◆ Exercise task: Below is a set of entries. Reproduce exactly the lines from the one containing "Transcribe the text in this document." through the end, both included.

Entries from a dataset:

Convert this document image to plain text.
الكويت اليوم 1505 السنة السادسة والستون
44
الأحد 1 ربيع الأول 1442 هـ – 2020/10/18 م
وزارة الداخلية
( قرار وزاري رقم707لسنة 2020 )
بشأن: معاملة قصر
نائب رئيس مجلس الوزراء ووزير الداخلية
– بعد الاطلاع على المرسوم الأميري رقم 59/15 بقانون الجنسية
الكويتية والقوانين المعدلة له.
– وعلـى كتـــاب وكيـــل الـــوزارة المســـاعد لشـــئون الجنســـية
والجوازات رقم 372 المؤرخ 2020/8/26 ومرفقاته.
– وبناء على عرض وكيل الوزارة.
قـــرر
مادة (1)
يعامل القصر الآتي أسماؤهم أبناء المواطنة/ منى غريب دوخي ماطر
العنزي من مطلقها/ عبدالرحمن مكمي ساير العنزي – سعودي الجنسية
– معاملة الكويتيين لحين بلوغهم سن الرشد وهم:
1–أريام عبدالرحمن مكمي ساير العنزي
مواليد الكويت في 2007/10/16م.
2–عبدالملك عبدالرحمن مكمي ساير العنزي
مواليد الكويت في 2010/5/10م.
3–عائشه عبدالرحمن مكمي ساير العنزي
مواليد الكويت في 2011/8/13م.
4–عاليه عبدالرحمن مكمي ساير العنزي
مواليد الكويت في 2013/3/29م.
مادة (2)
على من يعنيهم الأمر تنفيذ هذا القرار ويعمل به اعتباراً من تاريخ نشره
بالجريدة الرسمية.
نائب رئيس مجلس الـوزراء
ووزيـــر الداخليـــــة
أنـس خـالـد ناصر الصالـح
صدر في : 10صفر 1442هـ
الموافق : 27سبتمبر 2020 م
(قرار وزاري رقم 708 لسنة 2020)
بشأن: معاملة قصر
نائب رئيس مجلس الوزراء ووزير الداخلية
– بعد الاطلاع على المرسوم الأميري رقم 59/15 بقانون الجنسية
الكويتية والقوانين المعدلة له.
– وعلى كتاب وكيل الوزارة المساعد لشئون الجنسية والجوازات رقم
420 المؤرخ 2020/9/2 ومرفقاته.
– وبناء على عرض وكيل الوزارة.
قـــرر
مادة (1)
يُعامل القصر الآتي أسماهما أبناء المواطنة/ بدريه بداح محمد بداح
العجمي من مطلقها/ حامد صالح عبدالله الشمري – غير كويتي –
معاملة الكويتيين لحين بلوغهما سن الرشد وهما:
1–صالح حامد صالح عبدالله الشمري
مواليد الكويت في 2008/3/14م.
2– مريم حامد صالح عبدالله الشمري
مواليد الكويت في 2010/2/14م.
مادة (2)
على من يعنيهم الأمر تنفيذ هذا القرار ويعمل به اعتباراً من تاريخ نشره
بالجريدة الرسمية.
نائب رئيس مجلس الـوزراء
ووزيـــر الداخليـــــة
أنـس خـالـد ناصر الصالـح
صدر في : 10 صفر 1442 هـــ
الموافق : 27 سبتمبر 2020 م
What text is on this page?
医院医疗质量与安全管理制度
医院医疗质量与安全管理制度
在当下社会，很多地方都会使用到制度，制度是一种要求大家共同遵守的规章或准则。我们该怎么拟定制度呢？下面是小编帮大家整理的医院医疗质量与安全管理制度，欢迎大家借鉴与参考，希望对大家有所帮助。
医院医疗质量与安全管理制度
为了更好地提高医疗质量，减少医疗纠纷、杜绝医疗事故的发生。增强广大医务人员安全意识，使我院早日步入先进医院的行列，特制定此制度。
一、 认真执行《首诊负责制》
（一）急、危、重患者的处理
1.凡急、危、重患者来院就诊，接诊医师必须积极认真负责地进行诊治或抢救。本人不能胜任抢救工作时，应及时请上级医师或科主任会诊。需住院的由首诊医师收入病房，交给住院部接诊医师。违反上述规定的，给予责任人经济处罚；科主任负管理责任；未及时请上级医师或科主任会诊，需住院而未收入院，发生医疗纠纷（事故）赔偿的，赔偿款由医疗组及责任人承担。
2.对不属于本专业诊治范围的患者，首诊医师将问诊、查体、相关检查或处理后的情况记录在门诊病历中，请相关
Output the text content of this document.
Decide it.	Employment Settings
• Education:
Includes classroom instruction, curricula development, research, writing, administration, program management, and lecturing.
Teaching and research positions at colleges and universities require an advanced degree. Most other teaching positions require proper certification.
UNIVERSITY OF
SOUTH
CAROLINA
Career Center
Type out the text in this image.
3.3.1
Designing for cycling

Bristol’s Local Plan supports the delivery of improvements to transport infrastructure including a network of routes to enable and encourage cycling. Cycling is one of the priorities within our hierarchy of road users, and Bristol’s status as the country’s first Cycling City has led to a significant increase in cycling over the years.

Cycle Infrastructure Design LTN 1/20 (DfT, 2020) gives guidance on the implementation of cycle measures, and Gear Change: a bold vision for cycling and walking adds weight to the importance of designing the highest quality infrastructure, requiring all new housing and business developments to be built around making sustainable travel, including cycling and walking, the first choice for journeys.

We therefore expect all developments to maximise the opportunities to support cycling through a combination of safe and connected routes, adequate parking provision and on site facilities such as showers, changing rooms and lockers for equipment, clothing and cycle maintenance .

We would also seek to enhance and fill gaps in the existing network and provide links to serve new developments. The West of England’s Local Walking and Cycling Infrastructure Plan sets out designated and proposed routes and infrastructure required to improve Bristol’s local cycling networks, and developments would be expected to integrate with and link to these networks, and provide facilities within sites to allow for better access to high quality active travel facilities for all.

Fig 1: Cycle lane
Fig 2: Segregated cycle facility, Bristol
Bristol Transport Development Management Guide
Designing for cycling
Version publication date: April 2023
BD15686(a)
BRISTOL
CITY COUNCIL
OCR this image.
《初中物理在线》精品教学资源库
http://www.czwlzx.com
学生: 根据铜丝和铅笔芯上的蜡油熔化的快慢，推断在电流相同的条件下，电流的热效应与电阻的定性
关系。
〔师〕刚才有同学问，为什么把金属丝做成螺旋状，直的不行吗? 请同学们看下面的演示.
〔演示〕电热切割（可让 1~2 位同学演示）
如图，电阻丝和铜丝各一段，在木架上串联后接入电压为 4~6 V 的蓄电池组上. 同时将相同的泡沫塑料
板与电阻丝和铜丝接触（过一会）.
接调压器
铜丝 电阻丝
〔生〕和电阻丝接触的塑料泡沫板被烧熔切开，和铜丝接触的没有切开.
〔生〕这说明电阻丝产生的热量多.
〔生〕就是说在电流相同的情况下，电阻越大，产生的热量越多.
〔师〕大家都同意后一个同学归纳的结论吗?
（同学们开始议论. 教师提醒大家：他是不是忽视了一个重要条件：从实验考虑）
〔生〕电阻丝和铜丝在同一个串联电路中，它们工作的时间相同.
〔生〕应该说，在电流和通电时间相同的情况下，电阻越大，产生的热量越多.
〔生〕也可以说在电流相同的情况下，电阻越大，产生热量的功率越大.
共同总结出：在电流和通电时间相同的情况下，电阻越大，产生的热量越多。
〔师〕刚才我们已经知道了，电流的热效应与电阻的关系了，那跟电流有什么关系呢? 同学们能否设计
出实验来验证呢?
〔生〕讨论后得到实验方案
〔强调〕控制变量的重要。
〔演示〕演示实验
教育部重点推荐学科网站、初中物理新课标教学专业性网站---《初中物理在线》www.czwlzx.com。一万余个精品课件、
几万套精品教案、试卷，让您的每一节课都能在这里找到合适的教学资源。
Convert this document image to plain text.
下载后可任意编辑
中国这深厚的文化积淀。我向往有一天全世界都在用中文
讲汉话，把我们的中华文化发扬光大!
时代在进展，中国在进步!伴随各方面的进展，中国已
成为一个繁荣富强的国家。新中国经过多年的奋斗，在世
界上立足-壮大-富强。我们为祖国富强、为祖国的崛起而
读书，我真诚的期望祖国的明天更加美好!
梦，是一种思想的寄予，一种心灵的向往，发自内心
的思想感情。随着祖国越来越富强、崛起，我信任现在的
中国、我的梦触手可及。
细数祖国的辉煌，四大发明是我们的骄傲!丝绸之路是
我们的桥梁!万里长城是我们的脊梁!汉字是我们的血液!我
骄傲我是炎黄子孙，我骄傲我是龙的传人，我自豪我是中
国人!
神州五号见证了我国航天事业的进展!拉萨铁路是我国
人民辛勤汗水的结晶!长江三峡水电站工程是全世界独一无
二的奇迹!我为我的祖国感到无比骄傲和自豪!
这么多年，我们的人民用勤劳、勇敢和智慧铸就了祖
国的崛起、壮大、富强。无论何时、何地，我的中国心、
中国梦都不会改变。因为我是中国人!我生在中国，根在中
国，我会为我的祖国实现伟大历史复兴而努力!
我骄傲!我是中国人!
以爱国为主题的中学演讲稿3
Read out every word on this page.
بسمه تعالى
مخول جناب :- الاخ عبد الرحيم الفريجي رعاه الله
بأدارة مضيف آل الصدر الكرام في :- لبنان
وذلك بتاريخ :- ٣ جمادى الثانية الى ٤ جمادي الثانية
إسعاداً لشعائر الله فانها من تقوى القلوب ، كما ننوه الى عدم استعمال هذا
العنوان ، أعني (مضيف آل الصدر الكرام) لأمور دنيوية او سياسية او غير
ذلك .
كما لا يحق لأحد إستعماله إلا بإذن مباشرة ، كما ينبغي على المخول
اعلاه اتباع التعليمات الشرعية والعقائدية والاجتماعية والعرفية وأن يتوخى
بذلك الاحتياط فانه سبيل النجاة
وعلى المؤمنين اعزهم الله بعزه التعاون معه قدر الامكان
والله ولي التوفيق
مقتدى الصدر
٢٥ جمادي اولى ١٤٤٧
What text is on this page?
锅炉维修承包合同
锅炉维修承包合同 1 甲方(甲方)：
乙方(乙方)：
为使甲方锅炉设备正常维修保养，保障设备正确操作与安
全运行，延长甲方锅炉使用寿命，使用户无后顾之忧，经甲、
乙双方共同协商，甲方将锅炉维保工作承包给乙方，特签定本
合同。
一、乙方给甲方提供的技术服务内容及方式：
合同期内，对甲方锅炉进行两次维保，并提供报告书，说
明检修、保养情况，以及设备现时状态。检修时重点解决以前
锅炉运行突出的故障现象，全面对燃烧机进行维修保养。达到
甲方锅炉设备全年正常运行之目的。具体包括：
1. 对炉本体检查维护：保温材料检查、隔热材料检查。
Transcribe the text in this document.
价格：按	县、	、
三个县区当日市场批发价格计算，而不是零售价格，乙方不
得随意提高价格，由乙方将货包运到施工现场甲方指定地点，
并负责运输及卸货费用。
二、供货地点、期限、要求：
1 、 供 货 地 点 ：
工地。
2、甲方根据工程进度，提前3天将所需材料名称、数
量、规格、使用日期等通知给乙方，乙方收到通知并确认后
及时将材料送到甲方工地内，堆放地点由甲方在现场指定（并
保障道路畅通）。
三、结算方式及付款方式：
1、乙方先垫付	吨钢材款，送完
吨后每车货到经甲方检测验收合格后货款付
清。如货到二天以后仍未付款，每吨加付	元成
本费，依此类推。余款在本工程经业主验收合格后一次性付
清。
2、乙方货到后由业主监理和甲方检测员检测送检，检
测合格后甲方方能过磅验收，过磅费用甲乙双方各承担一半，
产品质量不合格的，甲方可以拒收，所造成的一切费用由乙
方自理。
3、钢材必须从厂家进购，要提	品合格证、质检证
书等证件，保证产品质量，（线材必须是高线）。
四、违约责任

◆ Exercise answer:
Transcribe the text in this document.
价格：按	县、	、
三个县区当日市场批发价格计算，而不是零售价格，乙方不
得随意提高价格，由乙方将货包运到施工现场甲方指定地点，
并负责运输及卸货费用。
二、供货地点、期限、要求：
1 、 供 货 地 点 ：
工地。
2、甲方根据工程进度，提前3天将所需材料名称、数
量、规格、使用日期等通知给乙方，乙方收到通知并确认后
及时将材料送到甲方工地内，堆放地点由甲方在现场指定（并
保障道路畅通）。
三、结算方式及付款方式：
1、乙方先垫付	吨钢材款，送完
吨后每车货到经甲方检测验收合格后货款付
清。如货到二天以后仍未付款，每吨加付	元成
本费，依此类推。余款在本工程经业主验收合格后一次性付
清。
2、乙方货到后由业主监理和甲方检测员检测送检，检
测合格后甲方方能过磅验收，过磅费用甲乙双方各承担一半，
产品质量不合格的，甲方可以拒收，所造成的一切费用由乙
方自理。
3、钢材必须从厂家进购，要提	品合格证、质检证
书等证件，保证产品质量，（线材必须是高线）。
四、违约责任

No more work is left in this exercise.